Element and region data:
|---|

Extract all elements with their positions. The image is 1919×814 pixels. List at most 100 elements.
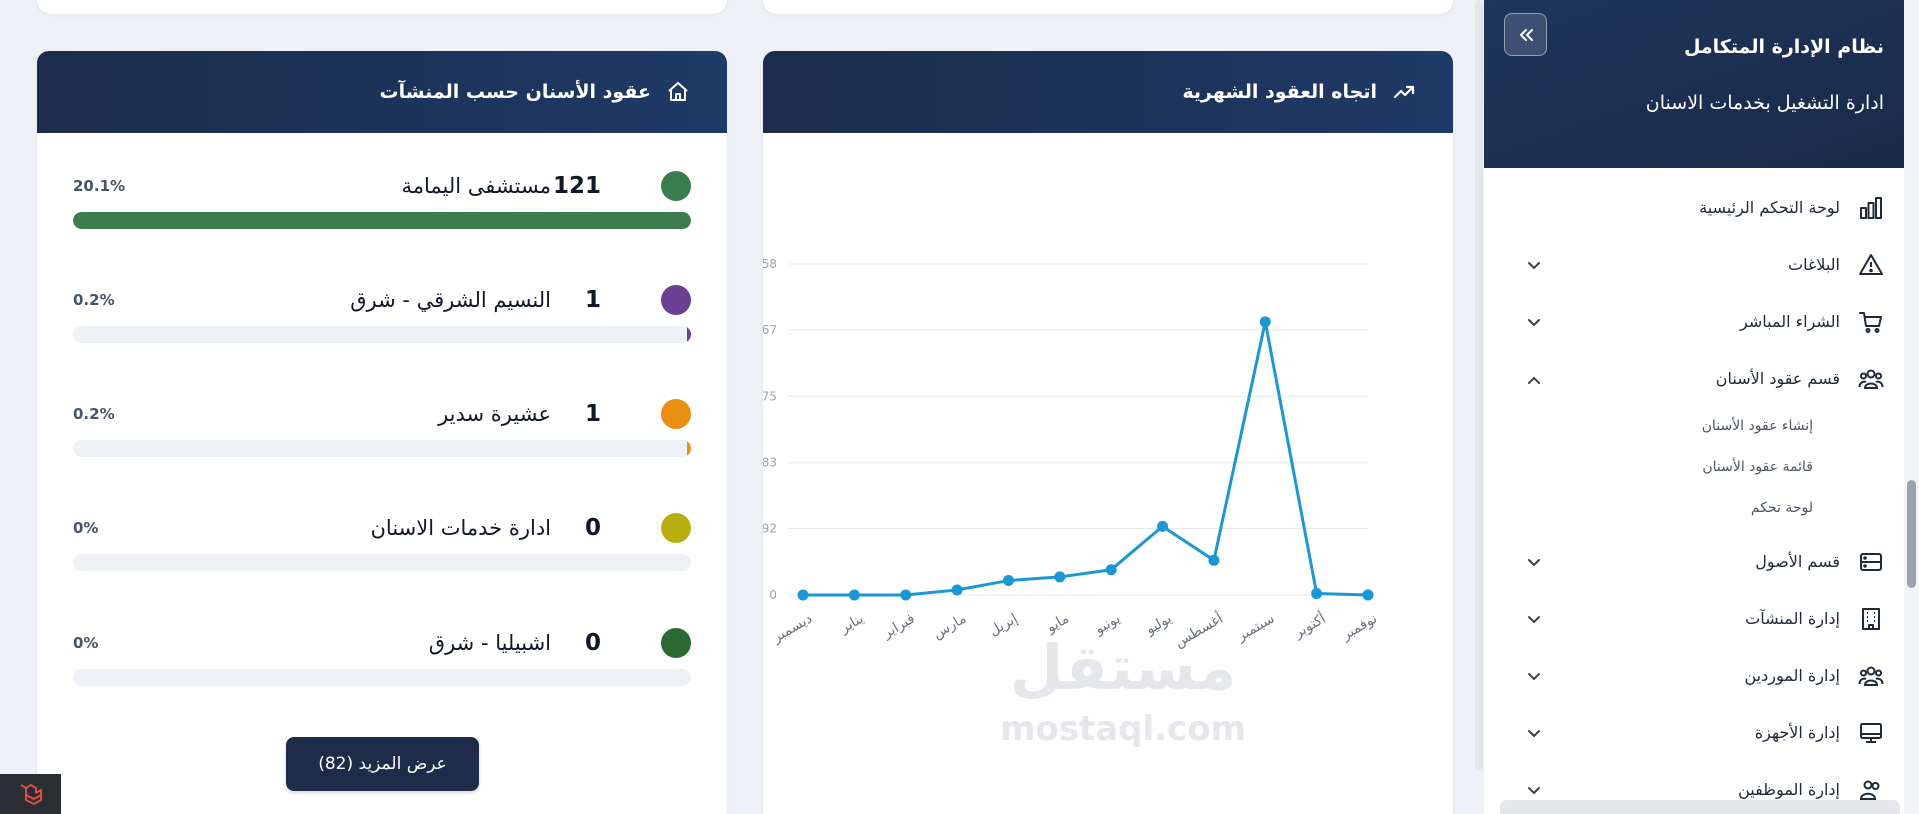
sidebar-item-direct-purchase[interactable]: الشراء المباشر (1484, 302, 1904, 342)
facility-progress-track (73, 440, 691, 457)
facility-percent: 0% (73, 519, 99, 537)
x-tick-label: فبراير (879, 611, 917, 642)
data-point (797, 589, 809, 601)
home-icon (665, 79, 691, 105)
y-tick-label: 183 (763, 456, 777, 470)
data-point (1157, 520, 1169, 532)
data-point (1054, 571, 1066, 583)
sidebar-item-facilities[interactable]: إدارة المنشآت (1484, 599, 1904, 639)
cart-icon (1859, 312, 1882, 333)
submenu-dashboard[interactable]: لوحة تحكم (1750, 500, 1813, 516)
chevron-down-icon (1528, 319, 1540, 327)
top-card-stub-right (763, 0, 1453, 14)
series-line (803, 320, 1369, 597)
facility-row: 0.2% النسيم الشرقي - شرق 1 (73, 285, 691, 345)
facility-progress-track (73, 669, 691, 686)
facility-count: 0 (584, 630, 601, 656)
facility-name: اشبيليا - شرق (428, 631, 551, 655)
submenu-dental-contracts-list[interactable]: قائمة عقود الأسنان (1702, 459, 1813, 475)
watermark-arabic: مستقل (1009, 631, 1237, 704)
facilities-card-title: عقود الأسنان حسب المنشآت (379, 81, 651, 103)
facility-row: 0% اشبيليا - شرق 0 (73, 628, 691, 688)
data-point (1362, 589, 1374, 601)
sidebar-item-label: البلاغات (1788, 255, 1840, 274)
y-tick-label: 458 (763, 257, 777, 271)
facility-progress-fill (73, 212, 691, 229)
x-tick-label: ديسمبر (769, 611, 815, 647)
chevron-down-icon (1528, 262, 1540, 270)
submenu-create-dental-contract[interactable]: إنشاء عقود الأسنان (1701, 418, 1813, 434)
sidebar-item-label: قسم الأصول (1755, 552, 1840, 571)
sidebar-item-assets[interactable]: قسم الأصول (1484, 542, 1904, 582)
facility-color-dot (661, 513, 691, 543)
facility-progress-track (73, 326, 691, 343)
sidebar-item-employees[interactable]: إدارة الموظفين (1484, 770, 1904, 810)
sidebar-item-devices[interactable]: إدارة الأجهزة (1484, 713, 1904, 753)
data-point (848, 589, 860, 601)
chevron-down-icon (1528, 559, 1540, 567)
server-icon (1860, 553, 1882, 571)
monthly-trend-card: اتجاه العقود الشهرية مستقل mostaql.com 0… (763, 51, 1453, 814)
facility-progress-fill (687, 440, 691, 457)
sidebar-item-main-dashboard[interactable]: لوحة التحكم الرئيسية (1484, 188, 1904, 228)
y-tick-label: 0 (769, 588, 777, 602)
sidebar-header: نظام الإدارة المتكامل ادارة التشغيل بخدم… (1484, 0, 1904, 168)
facility-count: 0 (584, 515, 601, 541)
data-point (1208, 554, 1220, 566)
x-tick-label: أغسطس (1171, 609, 1226, 651)
data-point (951, 584, 963, 596)
data-point (900, 589, 912, 601)
facility-name: عشيرة سدير (438, 402, 551, 426)
facility-name: مستشفى اليمامة (401, 174, 551, 198)
warning-icon (1859, 254, 1883, 275)
facility-progress-track (73, 554, 691, 571)
trend-card-title: اتجاه العقود الشهرية (1182, 81, 1377, 103)
sidebar-item-label: إدارة الأجهزة (1754, 723, 1840, 742)
laravel-logo-icon (20, 784, 42, 805)
system-title: نظام الإدارة المتكامل (1683, 36, 1884, 58)
users-icon (1858, 369, 1884, 389)
facilities-card-header: عقود الأسنان حسب المنشآت (37, 51, 727, 133)
sidebar-item-label: إدارة الموردين (1744, 666, 1840, 685)
chevron-down-icon (1528, 730, 1540, 738)
facility-progress-track (73, 212, 691, 229)
x-tick-label: مايو (1043, 611, 1072, 637)
sidebar-item-reports[interactable]: البلاغات (1484, 245, 1904, 285)
chevron-down-icon (1528, 616, 1540, 624)
system-subtitle: ادارة التشغيل بخدمات الاسنان (1645, 92, 1884, 114)
sidebar-scrollbar-track[interactable] (1904, 0, 1919, 814)
data-point (1311, 588, 1323, 600)
facility-color-dot (661, 285, 691, 315)
y-tick-label: 92 (763, 522, 777, 536)
sidebar-item-label: إدارة الموظفين (1738, 780, 1840, 799)
facility-count: 1 (584, 401, 601, 427)
sidebar-item-label: قسم عقود الأسنان (1715, 369, 1840, 388)
x-tick-label: يوليو (1142, 611, 1174, 639)
sidebar-item-label: الشراء المباشر (1740, 312, 1840, 331)
sidebar-item-suppliers[interactable]: إدارة الموردين (1484, 656, 1904, 696)
data-point (1105, 564, 1117, 576)
monitor-icon (1860, 723, 1882, 743)
sidebar-scrollbar-thumb[interactable] (1907, 480, 1916, 588)
x-tick-label: سبتمبر (1234, 611, 1278, 645)
sidebar: نظام الإدارة المتكامل ادارة التشغيل بخدم… (1484, 0, 1919, 814)
facility-row: 0.2% عشيرة سدير 1 (73, 399, 691, 459)
content-scrollbar[interactable] (1475, 0, 1483, 770)
sidebar-item-dental-contracts[interactable]: قسم عقود الأسنان (1484, 359, 1904, 399)
facility-count: 1 (584, 287, 601, 313)
facility-row: 0% ادارة خدمات الاسنان 0 (73, 513, 691, 573)
bar-chart-icon (1860, 197, 1882, 219)
sidebar-collapse-button[interactable] (1504, 13, 1547, 56)
show-more-button[interactable]: عرض المزيد (82) (286, 737, 479, 791)
trend-card-header: اتجاه العقود الشهرية (763, 51, 1453, 133)
facility-color-dot (661, 399, 691, 429)
data-point (1259, 316, 1271, 328)
framework-logo-badge[interactable] (0, 774, 61, 814)
facility-color-dot (661, 628, 691, 658)
sidebar-item-label: إدارة المنشآت (1745, 609, 1840, 628)
sidebar-bottom-bar (1500, 800, 1900, 814)
facility-percent: 0.2% (73, 405, 115, 423)
facility-percent: 20.1% (73, 177, 126, 195)
facility-percent: 0.2% (73, 291, 115, 309)
facility-percent: 0% (73, 634, 99, 652)
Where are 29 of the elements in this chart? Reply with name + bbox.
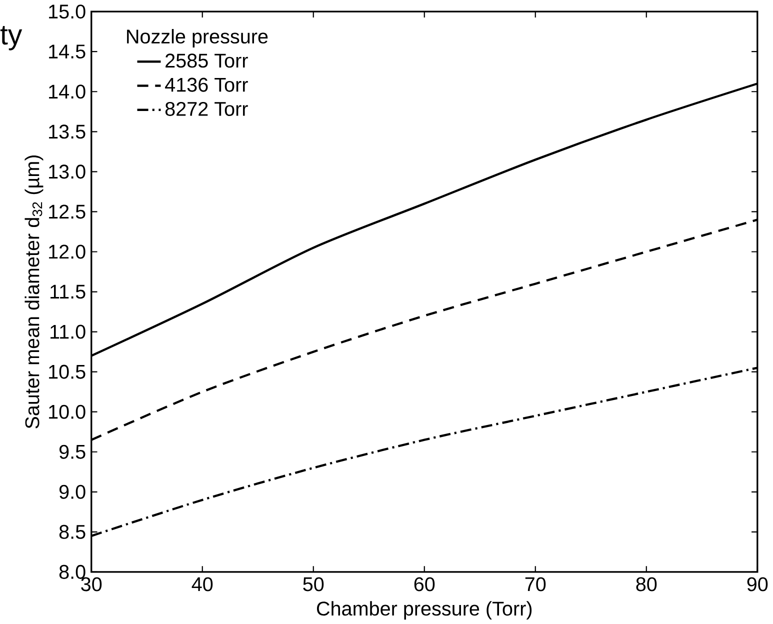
y-tick-label: 15.0 bbox=[49, 4, 86, 19]
y-tick-label: 11.0 bbox=[50, 324, 86, 339]
x-tick-label: 50 bbox=[303, 577, 324, 592]
y-axis-title: Sauter mean diameter d$_{32}$ (µm) bbox=[24, 155, 44, 428]
y-tick-label: 13.0 bbox=[49, 164, 86, 179]
x-axis-title: Chamber pressure (Torr) bbox=[316, 601, 532, 620]
y-tick-label: 9.0 bbox=[59, 484, 86, 499]
legend-label: 8272 Torr bbox=[165, 102, 248, 116]
text: ty bbox=[0, 26, 22, 50]
x-tick-label: 40 bbox=[192, 577, 213, 592]
x-tick-label: 70 bbox=[525, 577, 546, 592]
legend-title: Nozzle pressure bbox=[127, 28, 268, 48]
y-tick-label: 12.5 bbox=[49, 204, 86, 219]
legend-label: 4136 Torr bbox=[165, 78, 248, 92]
y-tick-label: 14.0 bbox=[49, 84, 86, 99]
y-tick-label: 14.5 bbox=[49, 44, 86, 58]
y-tick-label: 10.5 bbox=[49, 364, 86, 379]
y-tick-label: 11.5 bbox=[50, 284, 86, 299]
y-tick-label: 8.0 bbox=[59, 564, 86, 579]
x-tick-label: 60 bbox=[414, 577, 435, 592]
y-tick-label: 10.0 bbox=[49, 404, 86, 419]
y-tick-label: 9.5 bbox=[59, 444, 86, 459]
y-tick-label: 8.5 bbox=[59, 524, 86, 539]
x-tick-label: 30 bbox=[81, 577, 102, 592]
y-tick-label: 13.5 bbox=[49, 124, 86, 139]
legend-label: 2585 Torr bbox=[166, 54, 248, 68]
x-tick-label: 80 bbox=[636, 577, 657, 592]
y-tick-label: 12.0 bbox=[49, 244, 86, 259]
x-tick-label: 90 bbox=[747, 577, 768, 592]
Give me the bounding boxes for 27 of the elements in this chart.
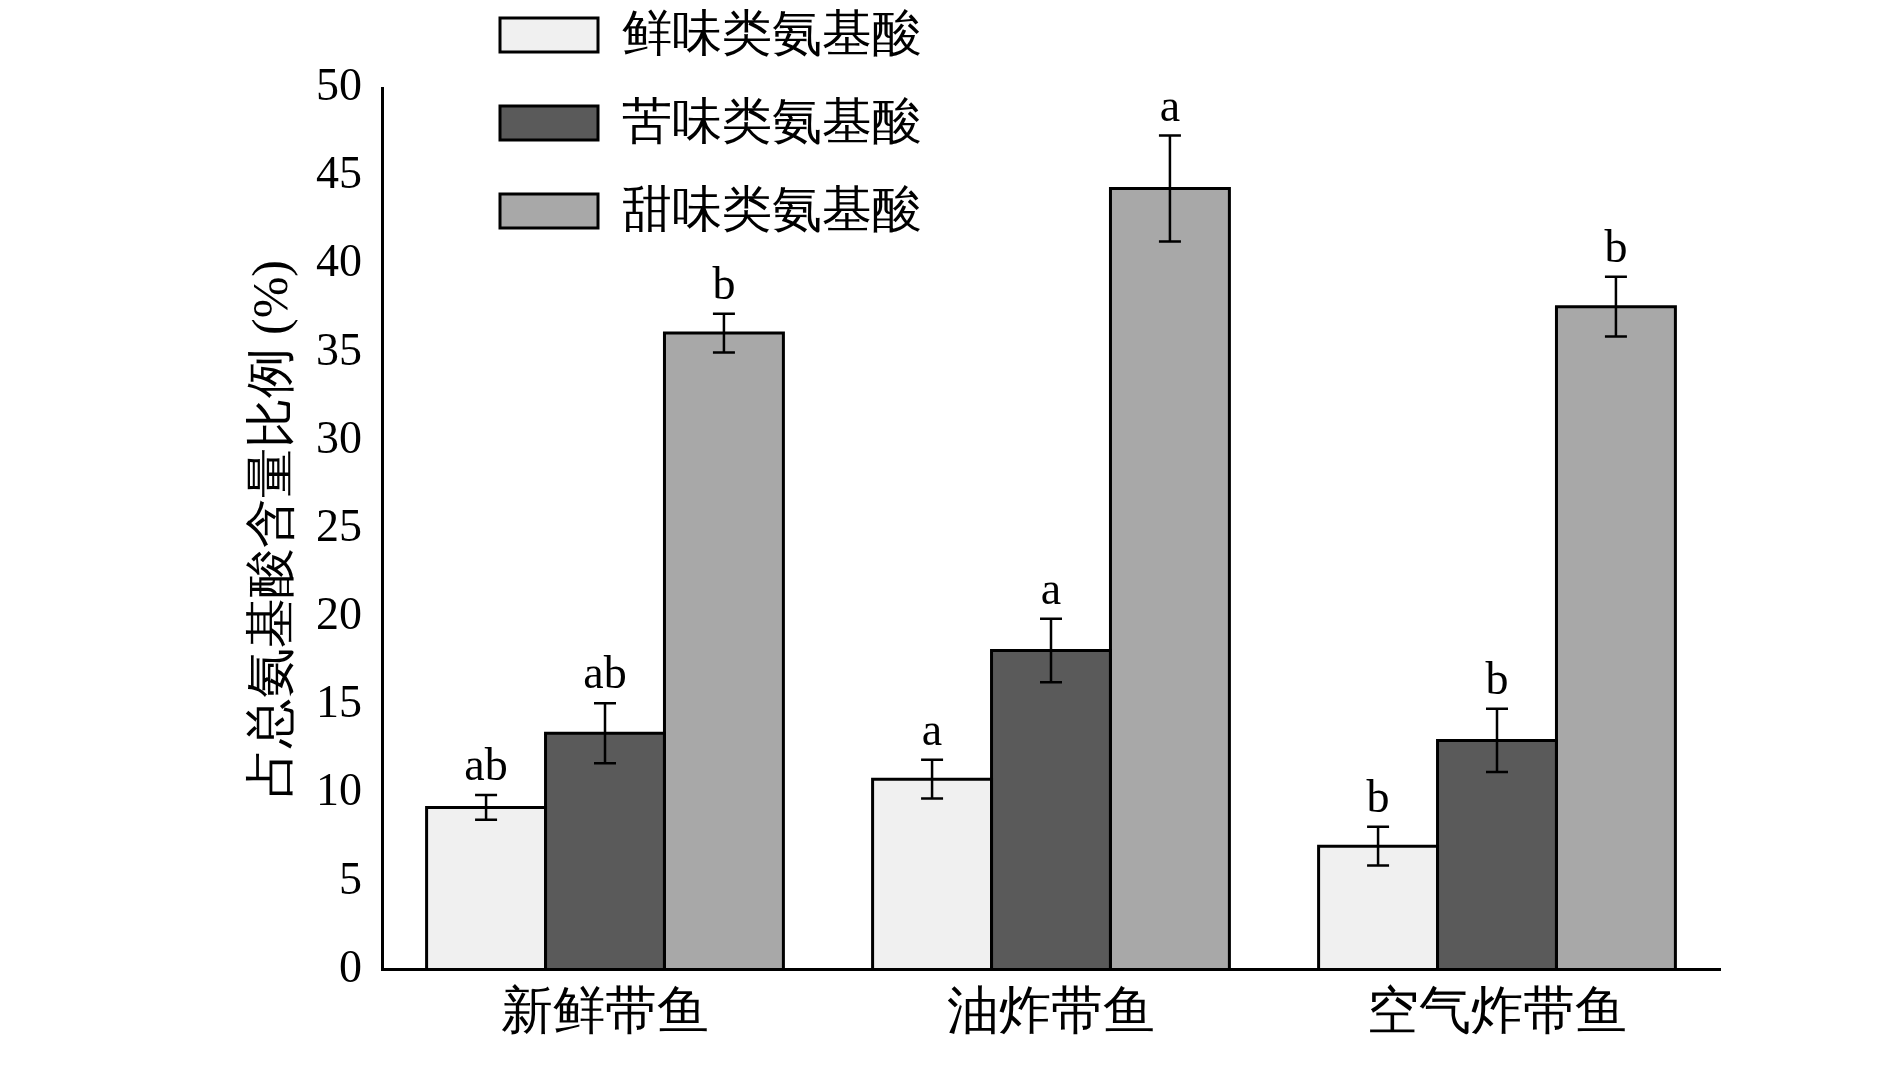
data-label: a bbox=[1040, 562, 1062, 614]
y-tick-label: 45 bbox=[316, 147, 362, 199]
y-tick-label: 10 bbox=[316, 764, 362, 816]
data-label: b bbox=[1604, 220, 1628, 272]
y-tick-label: 35 bbox=[316, 323, 362, 375]
legend-label: 鲜味类氨基酸 bbox=[622, 5, 922, 62]
y-tick-label: 5 bbox=[339, 852, 362, 904]
data-label: b bbox=[712, 257, 736, 309]
y-tick-label: 25 bbox=[316, 499, 362, 551]
data-label: a bbox=[921, 703, 943, 755]
x-tick-label: 新鲜带鱼 bbox=[501, 982, 709, 1040]
y-tick-label: 50 bbox=[316, 59, 362, 111]
y-tick-label: 15 bbox=[316, 676, 362, 728]
y-tick-label: 0 bbox=[339, 940, 362, 992]
y-axis-title: 占总氨基酸含量比例 (%) bbox=[242, 260, 299, 798]
y-tick-label: 40 bbox=[316, 235, 362, 287]
x-tick-label: 空气炸带鱼 bbox=[1367, 982, 1627, 1040]
data-label: ab bbox=[464, 739, 508, 791]
y-tick-label: 20 bbox=[316, 588, 362, 640]
data-label: a bbox=[1159, 79, 1181, 131]
data-label: b bbox=[1485, 652, 1509, 704]
data-label: b bbox=[1366, 770, 1390, 822]
y-tick-label: 30 bbox=[316, 411, 362, 463]
legend-label: 苦味类氨基酸 bbox=[622, 93, 922, 150]
legend-label: 甜味类氨基酸 bbox=[622, 181, 922, 238]
data-label: ab bbox=[583, 647, 627, 699]
x-tick-label: 油炸带鱼 bbox=[947, 982, 1155, 1040]
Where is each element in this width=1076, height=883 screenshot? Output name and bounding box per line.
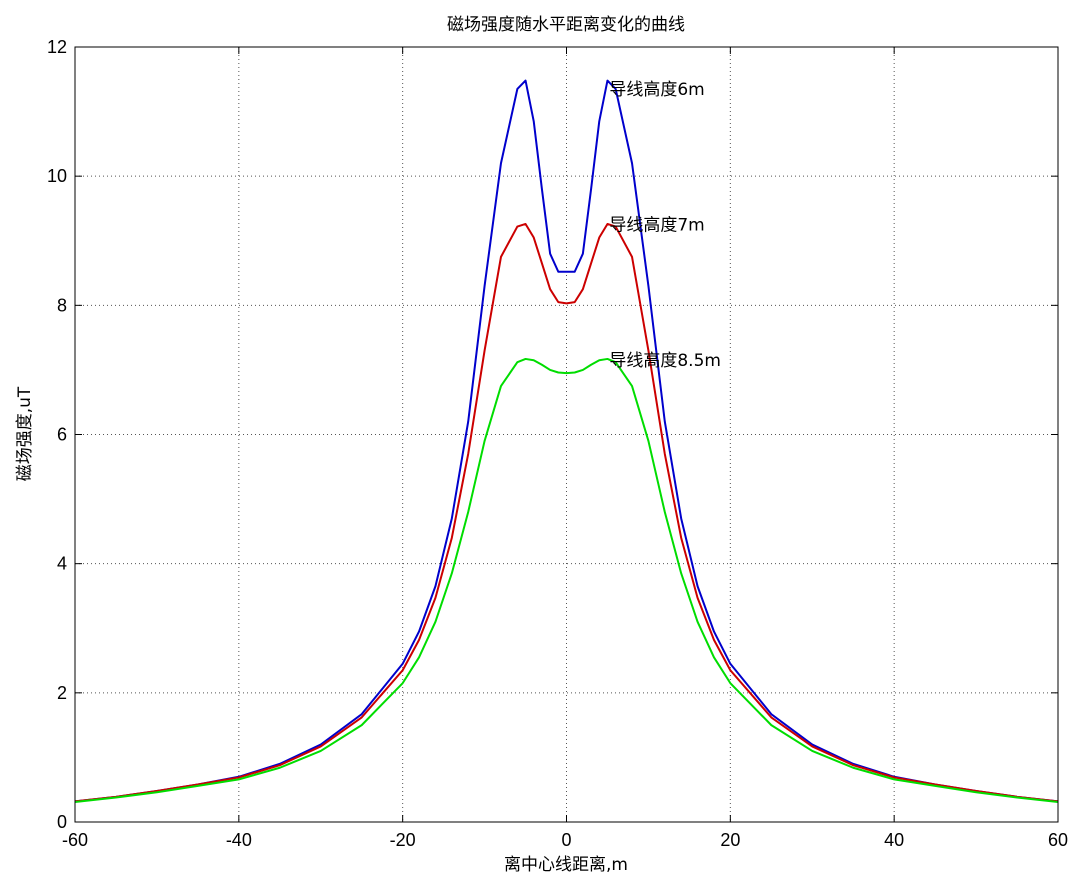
series-line-1 bbox=[74, 222, 1059, 803]
series-line-0 bbox=[74, 79, 1059, 803]
x-tick-label: -40 bbox=[226, 830, 252, 850]
y-tick-label: 4 bbox=[57, 554, 67, 574]
y-tick-label: 8 bbox=[57, 295, 67, 315]
x-tick-label: -20 bbox=[390, 830, 416, 850]
axis-ticks: -60 -40 -20 0 20 40 60 0 2 4 6 8 10 12 bbox=[47, 37, 1068, 850]
y-tick-label: 10 bbox=[47, 166, 67, 186]
y-tick-label: 0 bbox=[57, 812, 67, 832]
y-tick-label: 12 bbox=[47, 37, 67, 57]
x-tick-label: 40 bbox=[884, 830, 904, 850]
chart-title: 磁场强度随水平距离变化的曲线 bbox=[447, 15, 685, 35]
x-tick-label: 20 bbox=[720, 830, 740, 850]
x-axis-label: 离中心线距离,m bbox=[504, 855, 628, 875]
series-annotations: 导线高度6m 导线高度7m 导线高度8.5m bbox=[609, 80, 721, 371]
series-annotation-2: 导线高度8.5m bbox=[609, 351, 721, 371]
y-axis-label: 磁场强度,uT bbox=[15, 386, 35, 481]
x-tick-label: 60 bbox=[1048, 830, 1068, 850]
series-line-2 bbox=[74, 357, 1059, 803]
series-annotation-1: 导线高度7m bbox=[609, 216, 704, 236]
y-tick-label: 2 bbox=[57, 683, 67, 703]
series-annotation-0: 导线高度6m bbox=[609, 80, 704, 100]
x-tick-label: 0 bbox=[561, 830, 571, 850]
grid-lines bbox=[75, 47, 1058, 822]
series-lines bbox=[74, 79, 1059, 803]
x-tick-label: -60 bbox=[62, 830, 88, 850]
y-tick-label: 6 bbox=[57, 425, 67, 445]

|---|

DIRECTIONS:
Can you repeat the lines of the material from the one containing "y-tick-label: 15.0 bbox=[49, 4, 86, 19]" through the one containing "y-tick-label: 13.0 bbox=[49, 164, 86, 179]", both included, with nothing changed?

ANSWER BELOW:
y-tick-label: 15.0 bbox=[49, 4, 86, 19]
y-tick-label: 11.0 bbox=[50, 324, 86, 339]
x-tick-label: 50 bbox=[303, 577, 324, 592]
y-axis-title: Sauter mean diameter d$_{32}$ (µm) bbox=[24, 155, 44, 428]
y-tick-label: 13.0 bbox=[49, 164, 86, 179]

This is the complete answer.